Take each line from the material below that includes the string "there" and copy it.
▼▼▼
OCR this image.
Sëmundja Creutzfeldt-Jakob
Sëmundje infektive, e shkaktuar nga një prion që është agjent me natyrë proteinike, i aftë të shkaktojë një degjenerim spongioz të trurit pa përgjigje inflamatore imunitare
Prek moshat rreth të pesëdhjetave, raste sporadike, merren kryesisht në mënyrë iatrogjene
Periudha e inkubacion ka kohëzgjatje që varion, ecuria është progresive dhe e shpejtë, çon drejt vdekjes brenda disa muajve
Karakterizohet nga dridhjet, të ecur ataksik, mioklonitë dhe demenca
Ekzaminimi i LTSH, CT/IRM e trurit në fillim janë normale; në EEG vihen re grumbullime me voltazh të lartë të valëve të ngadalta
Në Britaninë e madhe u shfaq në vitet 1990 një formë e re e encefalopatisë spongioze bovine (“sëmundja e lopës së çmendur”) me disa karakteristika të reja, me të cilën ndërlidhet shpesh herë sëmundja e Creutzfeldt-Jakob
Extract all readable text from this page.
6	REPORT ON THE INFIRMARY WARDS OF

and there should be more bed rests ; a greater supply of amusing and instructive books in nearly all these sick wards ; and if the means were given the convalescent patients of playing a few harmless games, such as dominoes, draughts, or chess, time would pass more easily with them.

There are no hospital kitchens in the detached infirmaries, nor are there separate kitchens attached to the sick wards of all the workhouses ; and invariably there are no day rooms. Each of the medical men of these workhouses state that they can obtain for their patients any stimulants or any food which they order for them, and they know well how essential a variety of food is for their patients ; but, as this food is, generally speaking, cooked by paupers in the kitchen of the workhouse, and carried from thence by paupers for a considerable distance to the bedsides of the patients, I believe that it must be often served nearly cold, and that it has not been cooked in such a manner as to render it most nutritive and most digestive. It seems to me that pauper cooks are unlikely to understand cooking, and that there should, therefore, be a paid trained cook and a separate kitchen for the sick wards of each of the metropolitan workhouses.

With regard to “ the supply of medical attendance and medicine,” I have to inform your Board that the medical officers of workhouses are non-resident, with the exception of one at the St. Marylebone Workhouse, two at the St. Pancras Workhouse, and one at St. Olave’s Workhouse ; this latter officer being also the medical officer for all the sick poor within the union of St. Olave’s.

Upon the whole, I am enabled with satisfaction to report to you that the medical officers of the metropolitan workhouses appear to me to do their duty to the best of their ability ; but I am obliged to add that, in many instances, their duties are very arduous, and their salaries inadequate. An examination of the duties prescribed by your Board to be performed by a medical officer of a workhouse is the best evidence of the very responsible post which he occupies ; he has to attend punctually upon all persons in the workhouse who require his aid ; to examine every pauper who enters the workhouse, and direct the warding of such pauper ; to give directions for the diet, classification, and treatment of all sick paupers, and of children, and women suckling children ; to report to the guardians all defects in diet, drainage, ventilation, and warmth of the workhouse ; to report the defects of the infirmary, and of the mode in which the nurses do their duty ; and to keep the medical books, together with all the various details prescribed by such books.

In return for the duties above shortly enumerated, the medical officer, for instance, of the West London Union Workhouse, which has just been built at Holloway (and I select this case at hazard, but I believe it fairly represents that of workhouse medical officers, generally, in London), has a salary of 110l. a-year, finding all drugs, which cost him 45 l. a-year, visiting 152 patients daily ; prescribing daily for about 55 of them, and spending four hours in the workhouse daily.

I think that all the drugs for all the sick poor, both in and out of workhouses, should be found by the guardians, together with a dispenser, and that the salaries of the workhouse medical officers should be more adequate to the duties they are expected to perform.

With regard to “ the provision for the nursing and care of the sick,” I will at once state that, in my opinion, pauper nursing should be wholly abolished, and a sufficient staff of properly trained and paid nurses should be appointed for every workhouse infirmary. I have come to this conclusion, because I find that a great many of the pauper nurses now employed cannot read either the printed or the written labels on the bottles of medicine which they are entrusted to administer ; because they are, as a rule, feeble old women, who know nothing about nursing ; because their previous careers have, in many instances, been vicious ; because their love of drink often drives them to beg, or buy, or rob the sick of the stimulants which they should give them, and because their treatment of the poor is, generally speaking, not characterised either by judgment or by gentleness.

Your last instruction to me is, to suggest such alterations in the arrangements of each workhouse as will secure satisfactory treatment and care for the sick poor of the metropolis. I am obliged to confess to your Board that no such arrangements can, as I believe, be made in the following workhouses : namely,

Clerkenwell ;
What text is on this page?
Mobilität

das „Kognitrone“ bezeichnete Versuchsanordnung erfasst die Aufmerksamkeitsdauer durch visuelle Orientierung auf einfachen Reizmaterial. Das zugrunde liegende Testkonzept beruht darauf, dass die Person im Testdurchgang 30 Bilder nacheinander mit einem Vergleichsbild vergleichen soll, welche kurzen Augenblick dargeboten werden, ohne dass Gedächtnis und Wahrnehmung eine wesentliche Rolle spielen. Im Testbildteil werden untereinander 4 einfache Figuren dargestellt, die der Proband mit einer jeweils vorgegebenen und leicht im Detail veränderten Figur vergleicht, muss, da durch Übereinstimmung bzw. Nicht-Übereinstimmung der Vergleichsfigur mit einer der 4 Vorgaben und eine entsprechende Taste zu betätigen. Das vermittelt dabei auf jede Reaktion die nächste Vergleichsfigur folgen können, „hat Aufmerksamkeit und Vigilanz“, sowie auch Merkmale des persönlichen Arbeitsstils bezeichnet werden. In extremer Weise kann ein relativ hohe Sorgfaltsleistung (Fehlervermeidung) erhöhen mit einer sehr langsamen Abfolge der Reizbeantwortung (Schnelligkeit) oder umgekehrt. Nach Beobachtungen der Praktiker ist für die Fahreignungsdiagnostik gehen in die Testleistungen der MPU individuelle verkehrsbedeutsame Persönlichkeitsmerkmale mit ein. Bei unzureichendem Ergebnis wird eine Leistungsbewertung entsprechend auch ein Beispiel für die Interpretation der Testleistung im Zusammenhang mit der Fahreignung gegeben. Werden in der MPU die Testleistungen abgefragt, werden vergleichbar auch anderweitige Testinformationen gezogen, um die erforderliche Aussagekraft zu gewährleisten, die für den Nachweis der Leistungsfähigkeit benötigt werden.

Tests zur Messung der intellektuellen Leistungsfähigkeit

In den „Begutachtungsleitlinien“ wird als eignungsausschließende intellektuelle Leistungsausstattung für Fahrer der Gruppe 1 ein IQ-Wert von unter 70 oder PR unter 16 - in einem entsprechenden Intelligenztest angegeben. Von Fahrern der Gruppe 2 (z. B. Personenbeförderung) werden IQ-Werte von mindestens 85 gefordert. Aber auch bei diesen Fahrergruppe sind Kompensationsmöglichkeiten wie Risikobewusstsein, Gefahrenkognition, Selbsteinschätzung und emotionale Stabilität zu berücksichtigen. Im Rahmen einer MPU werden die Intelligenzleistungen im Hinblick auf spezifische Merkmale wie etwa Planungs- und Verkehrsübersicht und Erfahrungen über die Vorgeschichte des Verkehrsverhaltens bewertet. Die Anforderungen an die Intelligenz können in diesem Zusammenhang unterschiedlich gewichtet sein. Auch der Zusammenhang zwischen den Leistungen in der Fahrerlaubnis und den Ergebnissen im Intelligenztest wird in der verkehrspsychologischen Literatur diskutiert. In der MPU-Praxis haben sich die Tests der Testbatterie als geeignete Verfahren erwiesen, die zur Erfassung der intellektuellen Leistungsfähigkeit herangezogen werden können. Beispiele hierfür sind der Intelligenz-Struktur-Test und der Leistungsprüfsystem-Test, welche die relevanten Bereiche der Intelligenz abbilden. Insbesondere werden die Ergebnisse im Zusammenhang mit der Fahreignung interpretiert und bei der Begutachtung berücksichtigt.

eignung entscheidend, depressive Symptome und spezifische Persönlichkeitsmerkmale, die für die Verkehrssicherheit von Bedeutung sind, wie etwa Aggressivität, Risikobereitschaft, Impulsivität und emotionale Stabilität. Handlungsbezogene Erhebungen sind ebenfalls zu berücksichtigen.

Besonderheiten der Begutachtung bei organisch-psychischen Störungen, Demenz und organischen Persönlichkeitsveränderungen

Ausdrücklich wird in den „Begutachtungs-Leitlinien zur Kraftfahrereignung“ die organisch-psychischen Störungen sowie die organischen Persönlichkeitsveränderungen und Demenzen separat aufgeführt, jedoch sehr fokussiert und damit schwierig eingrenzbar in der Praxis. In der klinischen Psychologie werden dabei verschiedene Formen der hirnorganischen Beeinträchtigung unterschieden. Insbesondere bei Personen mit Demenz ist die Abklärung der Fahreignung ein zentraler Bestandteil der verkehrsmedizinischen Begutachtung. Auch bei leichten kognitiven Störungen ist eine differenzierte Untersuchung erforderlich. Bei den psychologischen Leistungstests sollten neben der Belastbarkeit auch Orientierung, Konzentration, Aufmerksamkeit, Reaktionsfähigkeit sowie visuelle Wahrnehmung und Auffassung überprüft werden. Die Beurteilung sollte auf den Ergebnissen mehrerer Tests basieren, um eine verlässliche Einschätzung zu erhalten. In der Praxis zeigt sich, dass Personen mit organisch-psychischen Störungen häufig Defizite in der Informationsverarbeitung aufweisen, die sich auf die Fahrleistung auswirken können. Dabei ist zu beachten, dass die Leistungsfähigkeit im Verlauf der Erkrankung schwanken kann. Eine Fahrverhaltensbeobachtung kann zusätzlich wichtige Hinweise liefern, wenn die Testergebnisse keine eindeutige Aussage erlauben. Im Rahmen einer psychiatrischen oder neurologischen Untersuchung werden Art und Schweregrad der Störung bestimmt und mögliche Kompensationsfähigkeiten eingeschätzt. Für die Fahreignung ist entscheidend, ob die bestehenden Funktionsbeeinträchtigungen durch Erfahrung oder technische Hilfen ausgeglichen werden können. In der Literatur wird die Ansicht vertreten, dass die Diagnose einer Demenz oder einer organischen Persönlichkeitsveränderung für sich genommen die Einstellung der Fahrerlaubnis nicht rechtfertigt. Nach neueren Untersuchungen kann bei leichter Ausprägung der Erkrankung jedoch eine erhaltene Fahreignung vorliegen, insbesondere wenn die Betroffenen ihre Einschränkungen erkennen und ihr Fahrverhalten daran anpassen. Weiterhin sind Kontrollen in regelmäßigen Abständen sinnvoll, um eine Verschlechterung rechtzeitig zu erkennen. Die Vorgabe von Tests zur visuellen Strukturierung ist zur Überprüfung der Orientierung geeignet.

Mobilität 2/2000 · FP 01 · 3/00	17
▲▲▲
§ Worked solution
and there should be more bed rests ; a greater supply of amusing and instructive books in nearly all these sick wards ; and if the means were given the convalescent patients of playing a few harmless games, such as dominoes, draughts, or chess, time would pass more easily with them.
There are no hospital kitchens in the detached infirmaries, nor are there separate kitchens attached to the sick wards of all the workhouses ; and invariably there are no day rooms. Each of the medical men of these workhouses state that they can obtain for their patients any stimulants or any food which they order for them, and they know well how essential a variety of food is for their patients ; but, as this food is, generally speaking, cooked by paupers in the kitchen of the workhouse, and carried from thence by paupers for a considerable distance to the bedsides of the patients, I believe that it must be often served nearly cold, and that it has not been cooked in such a manner as to render it most nutritive and most digestive. It seems to me that pauper cooks are unlikely to understand cooking, and that there should, therefore, be a paid trained cook and a separate kitchen for the sick wards of each of the metropolitan workhouses.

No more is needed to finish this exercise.